YOUR TASK:
Collect each line containing "color".

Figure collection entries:
——————————
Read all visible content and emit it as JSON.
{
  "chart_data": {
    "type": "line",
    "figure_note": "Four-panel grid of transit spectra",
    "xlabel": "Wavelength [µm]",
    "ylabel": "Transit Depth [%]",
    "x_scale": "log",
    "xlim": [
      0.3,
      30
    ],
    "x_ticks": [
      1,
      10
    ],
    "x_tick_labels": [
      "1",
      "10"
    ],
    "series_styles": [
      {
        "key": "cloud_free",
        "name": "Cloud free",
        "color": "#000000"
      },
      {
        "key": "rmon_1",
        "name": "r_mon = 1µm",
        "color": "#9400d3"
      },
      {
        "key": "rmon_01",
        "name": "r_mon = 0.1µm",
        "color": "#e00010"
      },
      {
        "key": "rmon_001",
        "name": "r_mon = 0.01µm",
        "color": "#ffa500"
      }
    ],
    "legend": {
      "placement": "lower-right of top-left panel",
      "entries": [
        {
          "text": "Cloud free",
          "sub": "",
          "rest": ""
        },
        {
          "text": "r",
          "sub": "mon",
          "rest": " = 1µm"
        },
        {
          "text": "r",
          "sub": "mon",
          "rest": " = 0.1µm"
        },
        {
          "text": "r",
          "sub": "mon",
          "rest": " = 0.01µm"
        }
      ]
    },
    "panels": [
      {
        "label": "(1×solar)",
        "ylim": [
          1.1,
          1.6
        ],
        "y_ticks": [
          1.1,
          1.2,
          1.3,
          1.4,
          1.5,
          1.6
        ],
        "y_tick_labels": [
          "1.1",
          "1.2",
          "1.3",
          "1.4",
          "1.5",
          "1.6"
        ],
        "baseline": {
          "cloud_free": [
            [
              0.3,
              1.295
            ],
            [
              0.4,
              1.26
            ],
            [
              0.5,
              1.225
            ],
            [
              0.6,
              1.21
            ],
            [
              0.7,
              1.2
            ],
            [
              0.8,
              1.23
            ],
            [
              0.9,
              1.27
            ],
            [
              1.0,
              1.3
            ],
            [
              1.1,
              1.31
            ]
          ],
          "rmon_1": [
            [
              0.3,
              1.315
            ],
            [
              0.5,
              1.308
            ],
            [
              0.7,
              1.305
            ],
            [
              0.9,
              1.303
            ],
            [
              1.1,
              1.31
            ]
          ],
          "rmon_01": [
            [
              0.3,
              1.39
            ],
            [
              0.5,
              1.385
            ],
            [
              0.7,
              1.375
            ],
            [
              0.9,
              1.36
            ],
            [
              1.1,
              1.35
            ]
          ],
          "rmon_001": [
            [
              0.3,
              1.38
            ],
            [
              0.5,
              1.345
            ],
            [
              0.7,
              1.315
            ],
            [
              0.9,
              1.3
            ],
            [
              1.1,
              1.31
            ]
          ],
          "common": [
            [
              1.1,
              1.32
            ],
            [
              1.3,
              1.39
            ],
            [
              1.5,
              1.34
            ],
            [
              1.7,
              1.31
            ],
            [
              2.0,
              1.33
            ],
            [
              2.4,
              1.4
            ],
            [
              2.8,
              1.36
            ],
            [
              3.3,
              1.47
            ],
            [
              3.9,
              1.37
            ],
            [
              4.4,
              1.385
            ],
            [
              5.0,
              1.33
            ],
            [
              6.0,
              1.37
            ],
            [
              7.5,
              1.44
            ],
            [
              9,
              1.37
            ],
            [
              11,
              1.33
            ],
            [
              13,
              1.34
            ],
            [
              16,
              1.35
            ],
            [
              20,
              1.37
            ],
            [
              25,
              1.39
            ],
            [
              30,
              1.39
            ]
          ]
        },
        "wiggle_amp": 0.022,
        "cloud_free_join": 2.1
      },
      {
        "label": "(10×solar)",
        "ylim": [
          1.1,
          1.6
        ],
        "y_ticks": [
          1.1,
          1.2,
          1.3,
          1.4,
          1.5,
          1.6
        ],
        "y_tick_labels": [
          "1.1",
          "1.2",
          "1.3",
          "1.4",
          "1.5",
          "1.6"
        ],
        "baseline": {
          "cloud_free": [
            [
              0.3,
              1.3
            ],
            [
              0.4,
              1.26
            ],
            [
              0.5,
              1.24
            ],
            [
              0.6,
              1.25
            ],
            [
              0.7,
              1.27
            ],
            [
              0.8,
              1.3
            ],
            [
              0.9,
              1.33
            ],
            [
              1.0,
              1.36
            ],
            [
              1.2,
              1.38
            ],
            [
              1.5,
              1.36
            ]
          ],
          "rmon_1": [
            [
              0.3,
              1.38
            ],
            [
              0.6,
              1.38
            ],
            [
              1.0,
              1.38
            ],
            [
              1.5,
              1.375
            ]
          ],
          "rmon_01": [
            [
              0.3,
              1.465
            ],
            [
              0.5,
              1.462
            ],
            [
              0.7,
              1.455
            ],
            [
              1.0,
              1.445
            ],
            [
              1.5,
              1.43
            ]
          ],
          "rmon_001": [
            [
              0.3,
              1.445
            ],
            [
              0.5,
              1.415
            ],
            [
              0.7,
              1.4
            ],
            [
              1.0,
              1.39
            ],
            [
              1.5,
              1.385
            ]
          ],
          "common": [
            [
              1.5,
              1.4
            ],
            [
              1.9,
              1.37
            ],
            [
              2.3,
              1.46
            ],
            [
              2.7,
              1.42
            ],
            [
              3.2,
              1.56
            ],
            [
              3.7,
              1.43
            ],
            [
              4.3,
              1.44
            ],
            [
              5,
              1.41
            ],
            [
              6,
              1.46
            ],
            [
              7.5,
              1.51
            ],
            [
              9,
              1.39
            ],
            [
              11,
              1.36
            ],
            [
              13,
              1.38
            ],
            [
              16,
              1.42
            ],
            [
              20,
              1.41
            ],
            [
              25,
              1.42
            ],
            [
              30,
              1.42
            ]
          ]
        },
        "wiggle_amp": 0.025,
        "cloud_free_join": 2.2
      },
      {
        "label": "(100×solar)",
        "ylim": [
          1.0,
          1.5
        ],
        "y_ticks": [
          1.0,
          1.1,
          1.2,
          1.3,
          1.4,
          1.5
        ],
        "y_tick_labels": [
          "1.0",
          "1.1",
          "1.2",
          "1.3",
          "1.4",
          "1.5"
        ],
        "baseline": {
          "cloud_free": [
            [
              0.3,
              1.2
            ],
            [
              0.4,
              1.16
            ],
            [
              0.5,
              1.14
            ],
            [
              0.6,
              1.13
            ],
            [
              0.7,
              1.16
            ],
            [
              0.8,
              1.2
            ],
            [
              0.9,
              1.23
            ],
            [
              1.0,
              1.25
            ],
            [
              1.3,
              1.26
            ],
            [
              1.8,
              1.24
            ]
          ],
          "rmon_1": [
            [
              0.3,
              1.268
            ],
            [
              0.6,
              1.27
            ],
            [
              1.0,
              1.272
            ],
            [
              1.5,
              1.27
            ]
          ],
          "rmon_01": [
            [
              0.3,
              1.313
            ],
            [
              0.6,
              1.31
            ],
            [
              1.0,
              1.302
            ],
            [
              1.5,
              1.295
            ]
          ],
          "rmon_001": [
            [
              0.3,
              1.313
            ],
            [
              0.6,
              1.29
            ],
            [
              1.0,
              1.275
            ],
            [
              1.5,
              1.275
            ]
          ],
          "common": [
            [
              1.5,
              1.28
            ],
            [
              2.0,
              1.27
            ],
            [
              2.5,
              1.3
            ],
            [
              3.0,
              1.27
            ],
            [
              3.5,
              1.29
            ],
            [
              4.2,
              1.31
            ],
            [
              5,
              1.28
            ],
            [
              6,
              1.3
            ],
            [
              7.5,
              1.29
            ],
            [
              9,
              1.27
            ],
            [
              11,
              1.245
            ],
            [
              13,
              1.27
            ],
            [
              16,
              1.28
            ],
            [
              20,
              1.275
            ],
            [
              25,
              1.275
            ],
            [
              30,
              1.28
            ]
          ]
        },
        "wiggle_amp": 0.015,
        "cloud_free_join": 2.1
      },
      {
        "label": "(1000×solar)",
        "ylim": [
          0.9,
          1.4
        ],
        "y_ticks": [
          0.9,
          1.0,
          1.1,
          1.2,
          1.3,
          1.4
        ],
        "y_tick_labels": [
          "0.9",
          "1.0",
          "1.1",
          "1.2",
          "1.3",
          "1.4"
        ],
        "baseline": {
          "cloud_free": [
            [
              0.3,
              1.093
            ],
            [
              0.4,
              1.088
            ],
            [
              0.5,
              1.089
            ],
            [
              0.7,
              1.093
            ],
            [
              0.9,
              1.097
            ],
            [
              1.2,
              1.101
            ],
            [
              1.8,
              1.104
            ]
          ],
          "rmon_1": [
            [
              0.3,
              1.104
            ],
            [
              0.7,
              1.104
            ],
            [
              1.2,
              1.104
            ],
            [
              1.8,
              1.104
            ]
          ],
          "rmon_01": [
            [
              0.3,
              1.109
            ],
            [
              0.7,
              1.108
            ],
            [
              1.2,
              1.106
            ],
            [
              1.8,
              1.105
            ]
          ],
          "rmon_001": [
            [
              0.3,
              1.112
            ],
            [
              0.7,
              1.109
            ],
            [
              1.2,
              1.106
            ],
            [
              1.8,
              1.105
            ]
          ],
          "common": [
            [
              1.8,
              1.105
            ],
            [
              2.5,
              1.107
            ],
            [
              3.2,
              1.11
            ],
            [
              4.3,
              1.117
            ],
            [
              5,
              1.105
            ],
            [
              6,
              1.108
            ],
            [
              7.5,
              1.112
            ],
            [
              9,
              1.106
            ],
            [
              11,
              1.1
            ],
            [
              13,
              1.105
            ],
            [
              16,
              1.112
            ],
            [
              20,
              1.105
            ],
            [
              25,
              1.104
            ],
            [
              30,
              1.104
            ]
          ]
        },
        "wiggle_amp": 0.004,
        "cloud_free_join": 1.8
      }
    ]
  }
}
——————————
FINAL RESULT:
        "color": "#000000"
        "color": "#9400d3"
        "color": "#e00010"
        "color": "#ffa500"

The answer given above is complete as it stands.